What to produce: Count every line in the entries that contains "Normalized". Report that count alone.

========

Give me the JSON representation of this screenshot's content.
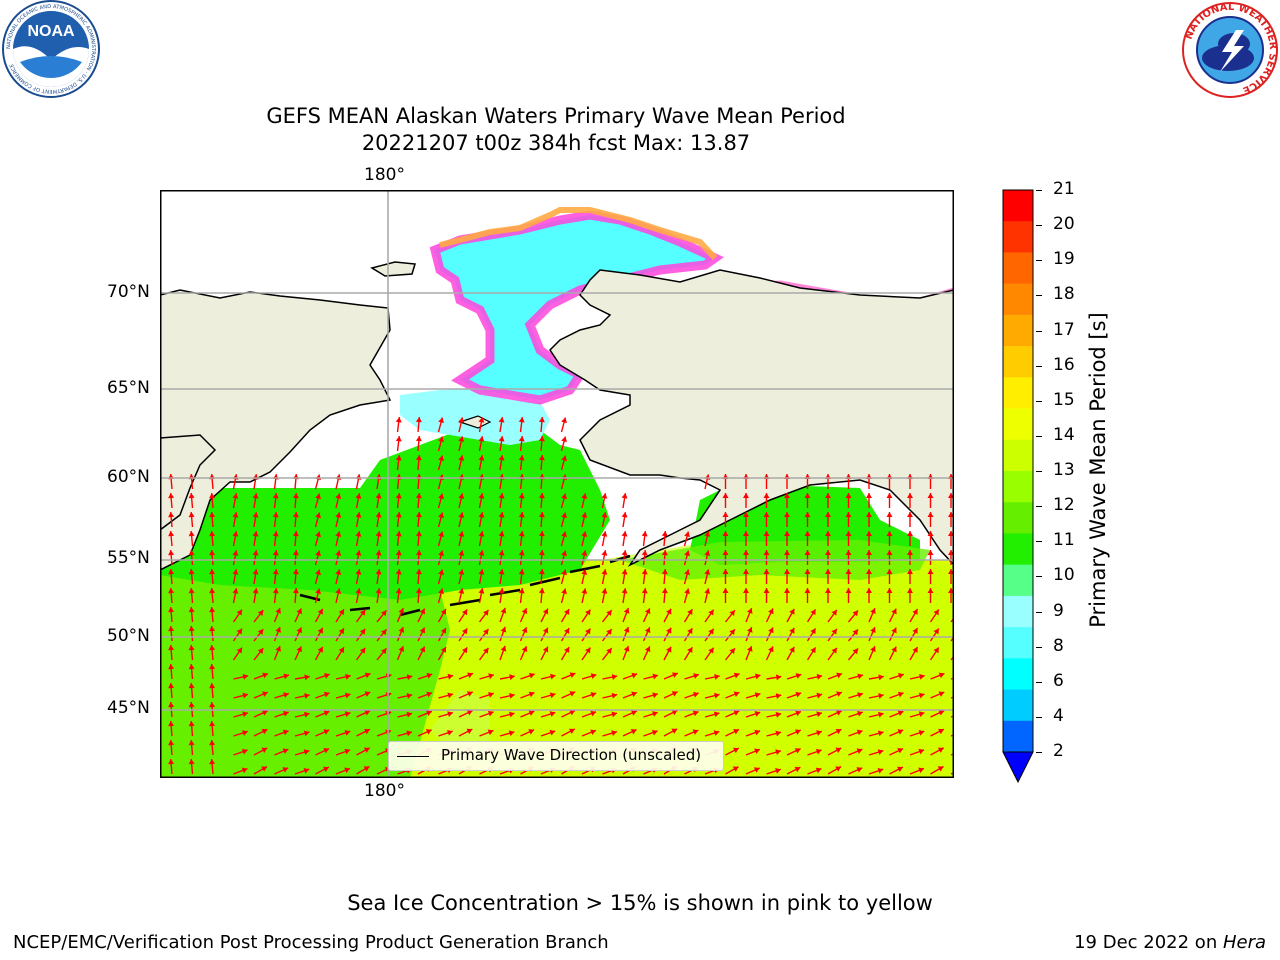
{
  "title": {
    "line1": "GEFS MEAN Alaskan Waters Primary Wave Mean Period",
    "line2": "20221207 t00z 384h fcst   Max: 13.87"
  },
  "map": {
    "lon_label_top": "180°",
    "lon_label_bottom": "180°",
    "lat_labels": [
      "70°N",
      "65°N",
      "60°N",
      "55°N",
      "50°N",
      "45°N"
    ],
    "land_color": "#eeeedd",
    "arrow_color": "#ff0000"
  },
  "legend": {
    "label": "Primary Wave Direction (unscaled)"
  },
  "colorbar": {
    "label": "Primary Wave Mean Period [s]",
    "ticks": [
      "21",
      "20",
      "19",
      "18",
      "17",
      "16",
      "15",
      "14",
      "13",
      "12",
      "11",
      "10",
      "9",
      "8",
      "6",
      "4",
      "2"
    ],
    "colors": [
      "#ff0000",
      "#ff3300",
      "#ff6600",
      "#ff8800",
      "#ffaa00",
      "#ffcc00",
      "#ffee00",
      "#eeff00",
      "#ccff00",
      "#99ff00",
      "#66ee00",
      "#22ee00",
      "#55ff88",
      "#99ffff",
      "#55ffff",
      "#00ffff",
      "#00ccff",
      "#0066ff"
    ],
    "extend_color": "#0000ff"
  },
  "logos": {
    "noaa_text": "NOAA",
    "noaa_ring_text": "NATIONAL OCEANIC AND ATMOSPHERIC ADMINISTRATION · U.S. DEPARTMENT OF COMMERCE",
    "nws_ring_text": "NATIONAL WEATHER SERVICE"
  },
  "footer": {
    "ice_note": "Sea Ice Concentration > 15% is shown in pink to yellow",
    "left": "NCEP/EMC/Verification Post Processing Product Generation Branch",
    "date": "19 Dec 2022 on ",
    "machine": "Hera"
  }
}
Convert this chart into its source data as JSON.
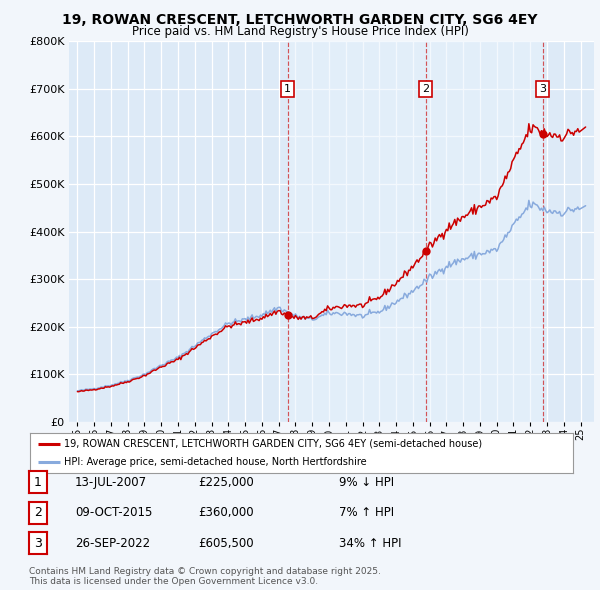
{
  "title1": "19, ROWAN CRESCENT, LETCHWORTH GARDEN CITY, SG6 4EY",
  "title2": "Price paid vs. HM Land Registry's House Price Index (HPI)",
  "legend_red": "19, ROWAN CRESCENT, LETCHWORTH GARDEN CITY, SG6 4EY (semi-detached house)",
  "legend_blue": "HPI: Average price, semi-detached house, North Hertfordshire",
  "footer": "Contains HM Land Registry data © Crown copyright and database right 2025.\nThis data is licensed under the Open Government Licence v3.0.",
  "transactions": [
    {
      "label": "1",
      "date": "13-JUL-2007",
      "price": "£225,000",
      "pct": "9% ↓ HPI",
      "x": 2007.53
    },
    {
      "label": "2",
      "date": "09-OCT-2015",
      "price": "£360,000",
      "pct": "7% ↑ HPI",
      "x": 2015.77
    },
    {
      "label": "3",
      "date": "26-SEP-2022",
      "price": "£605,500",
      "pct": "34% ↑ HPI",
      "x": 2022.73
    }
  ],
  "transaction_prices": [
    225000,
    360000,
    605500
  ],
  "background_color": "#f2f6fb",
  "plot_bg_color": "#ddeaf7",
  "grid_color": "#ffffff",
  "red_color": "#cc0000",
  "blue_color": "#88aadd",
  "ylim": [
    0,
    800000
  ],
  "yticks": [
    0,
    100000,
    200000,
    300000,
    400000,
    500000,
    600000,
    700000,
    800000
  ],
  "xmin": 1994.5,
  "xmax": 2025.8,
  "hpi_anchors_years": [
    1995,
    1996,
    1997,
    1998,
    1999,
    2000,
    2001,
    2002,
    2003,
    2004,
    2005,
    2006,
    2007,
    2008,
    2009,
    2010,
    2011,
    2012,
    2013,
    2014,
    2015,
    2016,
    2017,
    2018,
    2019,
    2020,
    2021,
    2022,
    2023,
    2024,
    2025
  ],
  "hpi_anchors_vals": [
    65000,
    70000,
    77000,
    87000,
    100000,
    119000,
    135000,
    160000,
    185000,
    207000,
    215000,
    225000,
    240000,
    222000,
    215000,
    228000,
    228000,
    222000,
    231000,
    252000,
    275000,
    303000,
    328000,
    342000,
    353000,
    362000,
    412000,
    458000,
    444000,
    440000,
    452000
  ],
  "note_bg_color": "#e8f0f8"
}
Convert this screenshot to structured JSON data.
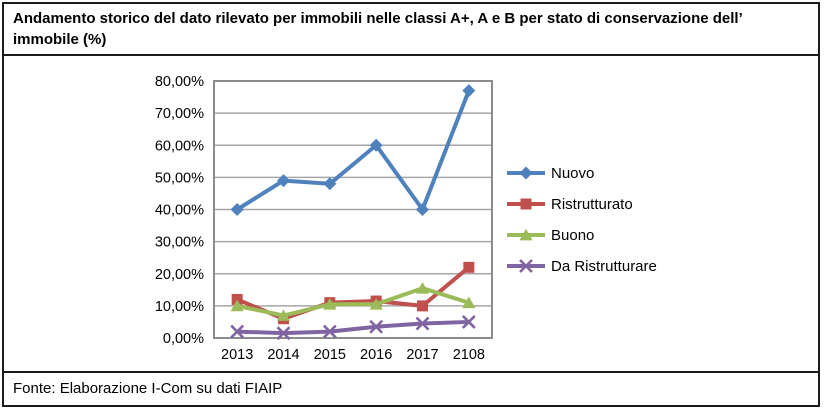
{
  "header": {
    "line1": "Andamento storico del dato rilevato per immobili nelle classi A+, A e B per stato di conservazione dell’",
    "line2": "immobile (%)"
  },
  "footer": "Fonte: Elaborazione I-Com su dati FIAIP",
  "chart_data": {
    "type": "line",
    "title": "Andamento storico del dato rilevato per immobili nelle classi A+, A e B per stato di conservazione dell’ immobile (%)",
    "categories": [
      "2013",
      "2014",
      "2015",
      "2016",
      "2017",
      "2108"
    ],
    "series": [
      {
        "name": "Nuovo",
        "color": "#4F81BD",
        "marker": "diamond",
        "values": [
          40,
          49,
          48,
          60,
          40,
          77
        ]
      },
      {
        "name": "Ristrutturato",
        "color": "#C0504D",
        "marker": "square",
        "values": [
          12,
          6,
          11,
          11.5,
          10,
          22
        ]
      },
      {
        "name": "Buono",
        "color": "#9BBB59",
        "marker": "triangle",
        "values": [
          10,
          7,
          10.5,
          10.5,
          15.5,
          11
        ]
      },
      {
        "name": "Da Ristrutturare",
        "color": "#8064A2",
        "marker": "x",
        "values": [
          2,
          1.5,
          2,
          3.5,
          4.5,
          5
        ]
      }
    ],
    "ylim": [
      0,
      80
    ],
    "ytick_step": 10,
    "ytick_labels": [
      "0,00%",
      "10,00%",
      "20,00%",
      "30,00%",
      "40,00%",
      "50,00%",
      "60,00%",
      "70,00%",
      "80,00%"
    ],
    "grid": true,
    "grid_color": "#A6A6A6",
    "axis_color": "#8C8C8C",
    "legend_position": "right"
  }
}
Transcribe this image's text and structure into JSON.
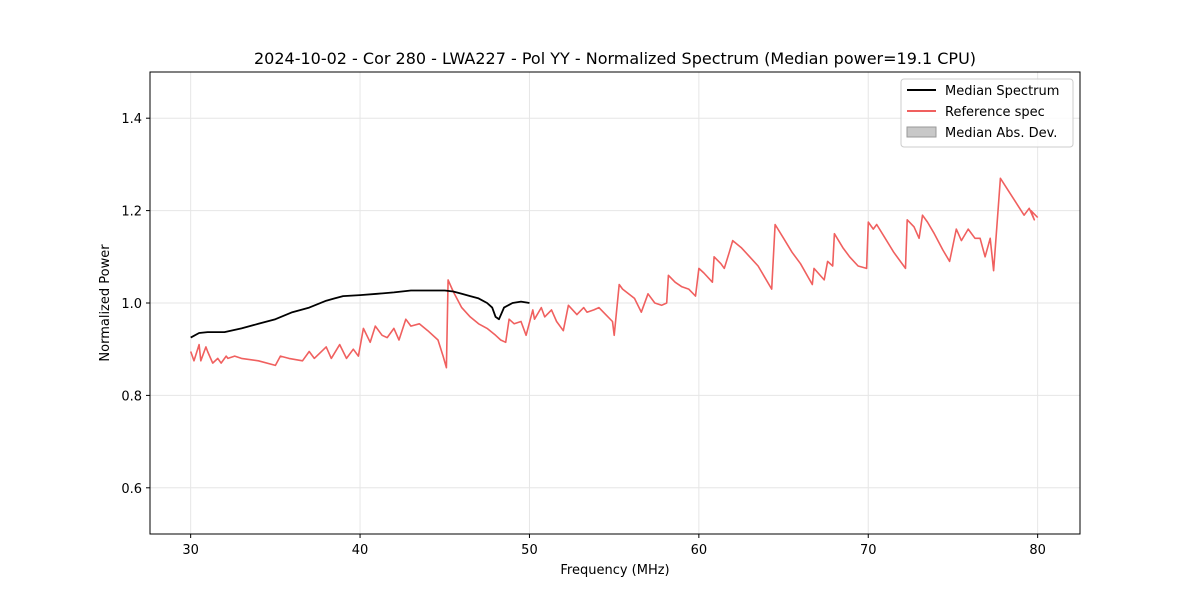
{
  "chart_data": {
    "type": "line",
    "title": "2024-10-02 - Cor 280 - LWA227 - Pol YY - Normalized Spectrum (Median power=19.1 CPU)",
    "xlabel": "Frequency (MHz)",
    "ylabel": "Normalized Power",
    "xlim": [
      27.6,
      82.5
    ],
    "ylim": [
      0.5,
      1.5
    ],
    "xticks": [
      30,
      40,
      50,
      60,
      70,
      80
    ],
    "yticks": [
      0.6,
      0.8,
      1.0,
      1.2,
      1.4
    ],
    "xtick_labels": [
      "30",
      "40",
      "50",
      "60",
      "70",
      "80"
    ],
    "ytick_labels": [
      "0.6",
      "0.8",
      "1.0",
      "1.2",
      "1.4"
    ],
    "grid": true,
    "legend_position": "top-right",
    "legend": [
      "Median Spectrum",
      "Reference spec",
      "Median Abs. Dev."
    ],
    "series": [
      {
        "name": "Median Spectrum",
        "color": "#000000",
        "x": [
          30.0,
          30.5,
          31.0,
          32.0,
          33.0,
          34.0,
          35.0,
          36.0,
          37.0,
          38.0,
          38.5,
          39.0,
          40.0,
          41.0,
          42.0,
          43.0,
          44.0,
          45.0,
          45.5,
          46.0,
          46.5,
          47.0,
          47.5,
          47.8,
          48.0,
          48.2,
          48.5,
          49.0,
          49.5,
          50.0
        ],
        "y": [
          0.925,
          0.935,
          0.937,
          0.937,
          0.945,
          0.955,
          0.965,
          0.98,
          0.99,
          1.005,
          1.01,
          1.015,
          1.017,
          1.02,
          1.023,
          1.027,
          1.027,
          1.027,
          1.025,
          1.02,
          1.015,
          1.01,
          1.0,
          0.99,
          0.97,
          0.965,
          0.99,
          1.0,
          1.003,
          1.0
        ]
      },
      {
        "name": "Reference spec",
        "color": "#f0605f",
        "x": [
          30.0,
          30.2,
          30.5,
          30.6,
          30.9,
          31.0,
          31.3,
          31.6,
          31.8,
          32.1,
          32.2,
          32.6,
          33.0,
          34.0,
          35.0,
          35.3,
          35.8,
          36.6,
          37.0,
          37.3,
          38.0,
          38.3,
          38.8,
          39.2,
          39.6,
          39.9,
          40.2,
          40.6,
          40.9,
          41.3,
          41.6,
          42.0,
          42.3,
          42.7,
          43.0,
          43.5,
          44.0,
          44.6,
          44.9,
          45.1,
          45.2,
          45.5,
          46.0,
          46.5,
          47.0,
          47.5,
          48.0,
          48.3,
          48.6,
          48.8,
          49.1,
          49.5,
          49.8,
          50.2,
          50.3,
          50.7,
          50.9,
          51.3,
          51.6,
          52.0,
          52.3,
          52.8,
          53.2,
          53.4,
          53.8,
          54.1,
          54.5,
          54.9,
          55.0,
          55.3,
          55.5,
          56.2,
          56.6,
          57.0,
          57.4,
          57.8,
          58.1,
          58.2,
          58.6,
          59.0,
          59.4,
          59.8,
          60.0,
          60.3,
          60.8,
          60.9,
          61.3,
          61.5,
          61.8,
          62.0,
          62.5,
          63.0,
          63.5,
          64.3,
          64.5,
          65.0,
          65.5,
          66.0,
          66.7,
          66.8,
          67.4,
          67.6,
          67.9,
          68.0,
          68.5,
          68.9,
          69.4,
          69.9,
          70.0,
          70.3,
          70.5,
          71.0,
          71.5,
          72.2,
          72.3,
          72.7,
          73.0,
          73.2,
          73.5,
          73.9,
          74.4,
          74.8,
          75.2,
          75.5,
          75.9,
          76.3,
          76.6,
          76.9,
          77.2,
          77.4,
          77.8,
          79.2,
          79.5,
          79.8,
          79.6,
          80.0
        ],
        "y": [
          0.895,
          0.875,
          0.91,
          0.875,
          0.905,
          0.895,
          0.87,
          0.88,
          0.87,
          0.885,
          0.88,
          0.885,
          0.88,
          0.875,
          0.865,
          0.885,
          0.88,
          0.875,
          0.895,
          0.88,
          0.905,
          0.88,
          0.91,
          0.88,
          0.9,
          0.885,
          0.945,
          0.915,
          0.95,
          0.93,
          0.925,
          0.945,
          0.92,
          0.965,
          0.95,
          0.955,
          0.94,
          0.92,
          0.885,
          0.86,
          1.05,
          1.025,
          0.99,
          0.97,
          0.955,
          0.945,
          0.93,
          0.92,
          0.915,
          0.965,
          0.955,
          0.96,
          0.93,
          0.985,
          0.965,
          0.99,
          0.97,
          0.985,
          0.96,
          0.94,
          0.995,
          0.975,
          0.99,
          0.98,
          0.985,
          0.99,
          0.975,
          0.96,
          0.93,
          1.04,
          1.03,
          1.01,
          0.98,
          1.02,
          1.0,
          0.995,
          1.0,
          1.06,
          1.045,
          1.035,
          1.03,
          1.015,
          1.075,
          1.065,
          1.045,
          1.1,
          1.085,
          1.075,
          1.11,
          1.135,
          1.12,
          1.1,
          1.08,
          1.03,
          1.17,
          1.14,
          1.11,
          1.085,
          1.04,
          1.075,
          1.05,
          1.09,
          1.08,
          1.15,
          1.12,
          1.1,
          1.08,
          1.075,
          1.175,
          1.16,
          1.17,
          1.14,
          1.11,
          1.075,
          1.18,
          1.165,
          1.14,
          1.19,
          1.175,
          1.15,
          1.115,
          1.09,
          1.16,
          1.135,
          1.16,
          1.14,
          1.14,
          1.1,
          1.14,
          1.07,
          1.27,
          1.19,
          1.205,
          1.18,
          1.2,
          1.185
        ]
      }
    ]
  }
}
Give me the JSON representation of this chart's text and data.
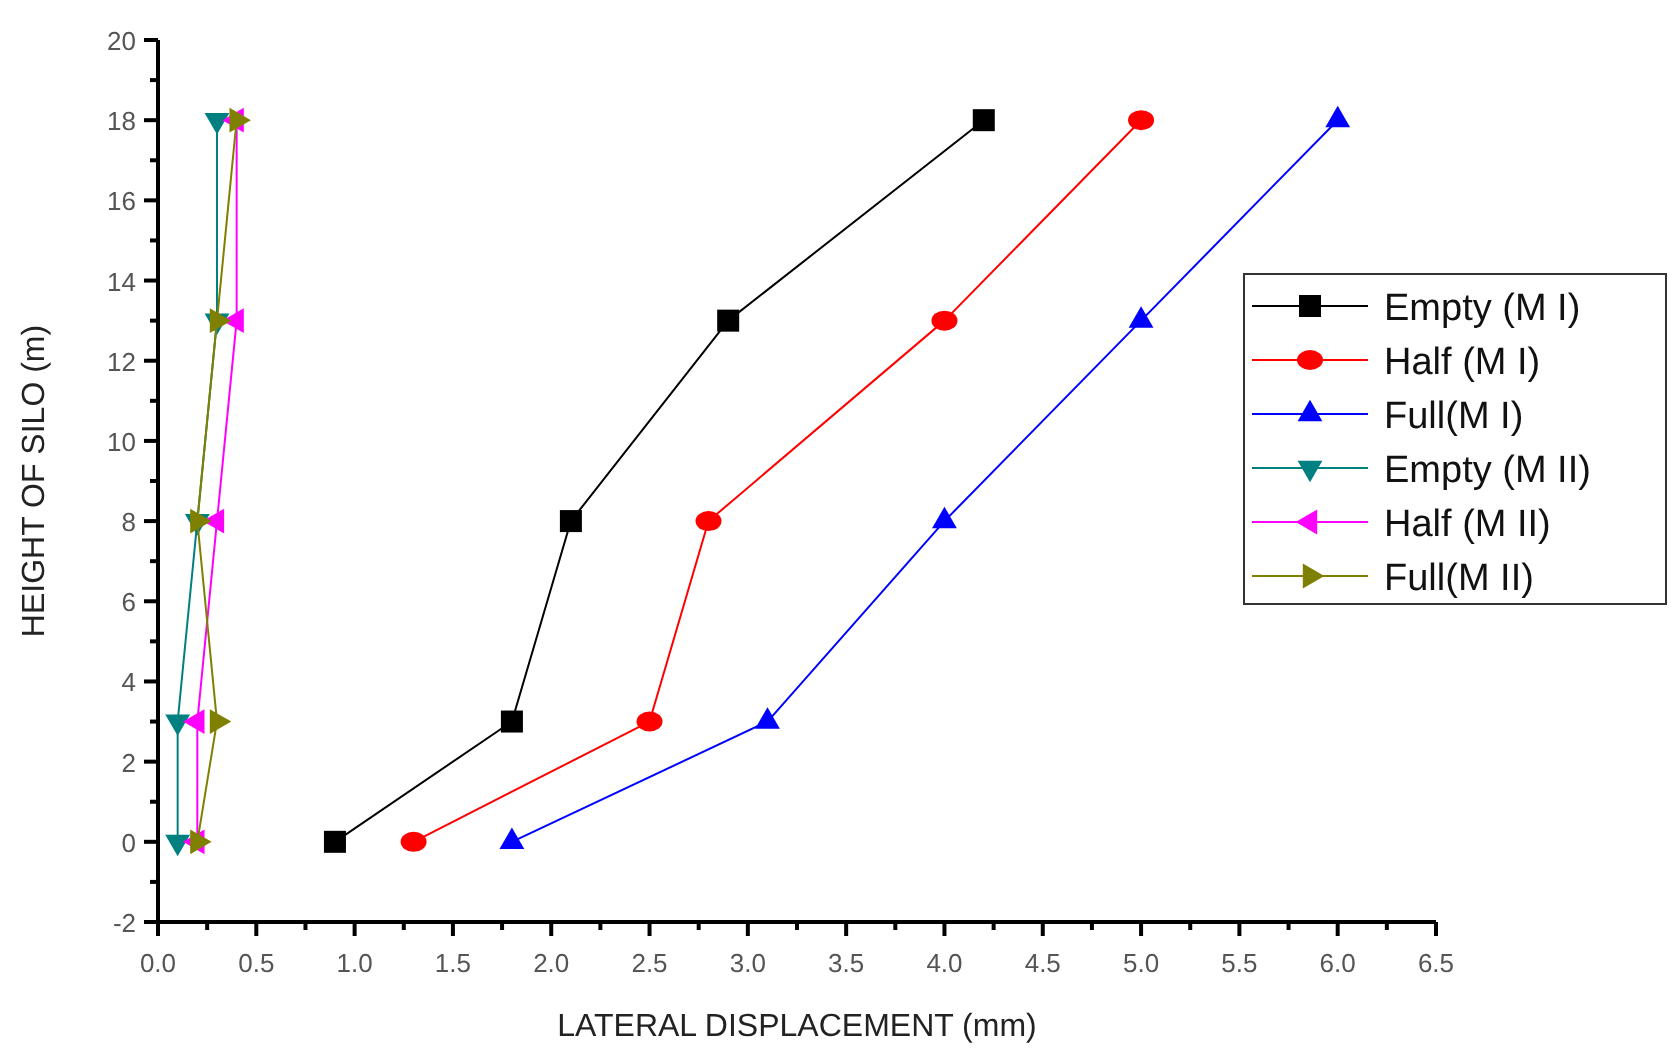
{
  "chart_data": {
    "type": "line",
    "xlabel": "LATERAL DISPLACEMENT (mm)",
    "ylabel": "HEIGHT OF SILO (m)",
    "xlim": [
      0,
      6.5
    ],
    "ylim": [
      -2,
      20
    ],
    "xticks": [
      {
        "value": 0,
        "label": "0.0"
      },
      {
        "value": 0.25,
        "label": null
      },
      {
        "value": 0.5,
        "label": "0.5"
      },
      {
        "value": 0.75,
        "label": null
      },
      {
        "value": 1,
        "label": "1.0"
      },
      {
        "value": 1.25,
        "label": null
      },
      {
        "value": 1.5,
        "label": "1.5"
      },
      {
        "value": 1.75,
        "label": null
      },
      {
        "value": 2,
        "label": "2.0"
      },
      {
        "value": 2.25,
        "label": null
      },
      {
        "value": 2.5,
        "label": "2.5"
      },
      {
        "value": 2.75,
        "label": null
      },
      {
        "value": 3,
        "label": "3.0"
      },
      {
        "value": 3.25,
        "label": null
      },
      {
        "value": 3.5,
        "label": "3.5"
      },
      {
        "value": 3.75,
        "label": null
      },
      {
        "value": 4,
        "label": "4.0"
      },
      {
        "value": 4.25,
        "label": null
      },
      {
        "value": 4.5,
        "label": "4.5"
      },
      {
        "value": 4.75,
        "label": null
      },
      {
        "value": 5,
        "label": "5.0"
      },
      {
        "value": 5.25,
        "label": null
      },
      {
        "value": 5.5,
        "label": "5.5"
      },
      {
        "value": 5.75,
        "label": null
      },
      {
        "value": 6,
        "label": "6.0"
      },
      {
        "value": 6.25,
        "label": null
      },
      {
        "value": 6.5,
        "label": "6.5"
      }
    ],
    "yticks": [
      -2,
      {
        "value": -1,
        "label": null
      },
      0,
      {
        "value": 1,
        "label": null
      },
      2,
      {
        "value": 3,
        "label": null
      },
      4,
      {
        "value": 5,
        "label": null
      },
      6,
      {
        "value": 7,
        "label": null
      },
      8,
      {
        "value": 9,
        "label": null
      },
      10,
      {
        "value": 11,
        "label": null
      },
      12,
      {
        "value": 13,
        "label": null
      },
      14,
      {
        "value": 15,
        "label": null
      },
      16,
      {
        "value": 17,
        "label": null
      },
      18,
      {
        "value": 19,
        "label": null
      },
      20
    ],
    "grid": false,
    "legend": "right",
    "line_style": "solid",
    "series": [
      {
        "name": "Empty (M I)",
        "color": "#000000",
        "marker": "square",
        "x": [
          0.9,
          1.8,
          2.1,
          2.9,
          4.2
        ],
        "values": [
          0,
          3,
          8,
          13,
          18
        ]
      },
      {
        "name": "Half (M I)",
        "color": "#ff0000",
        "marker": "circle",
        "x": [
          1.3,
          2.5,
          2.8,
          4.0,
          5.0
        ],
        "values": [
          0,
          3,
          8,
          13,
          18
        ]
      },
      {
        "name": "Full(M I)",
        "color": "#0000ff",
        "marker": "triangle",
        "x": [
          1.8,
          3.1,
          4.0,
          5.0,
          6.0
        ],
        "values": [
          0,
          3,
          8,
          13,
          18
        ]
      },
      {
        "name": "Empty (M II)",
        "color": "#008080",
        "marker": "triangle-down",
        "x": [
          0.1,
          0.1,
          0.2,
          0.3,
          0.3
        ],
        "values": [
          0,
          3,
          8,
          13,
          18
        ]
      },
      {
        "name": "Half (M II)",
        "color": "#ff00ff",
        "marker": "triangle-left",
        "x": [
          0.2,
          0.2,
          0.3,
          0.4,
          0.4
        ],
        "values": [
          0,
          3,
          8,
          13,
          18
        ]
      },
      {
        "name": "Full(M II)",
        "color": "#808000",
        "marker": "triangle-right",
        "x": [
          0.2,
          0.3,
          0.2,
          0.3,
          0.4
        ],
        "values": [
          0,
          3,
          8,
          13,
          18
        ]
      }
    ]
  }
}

========

Correct answer: 2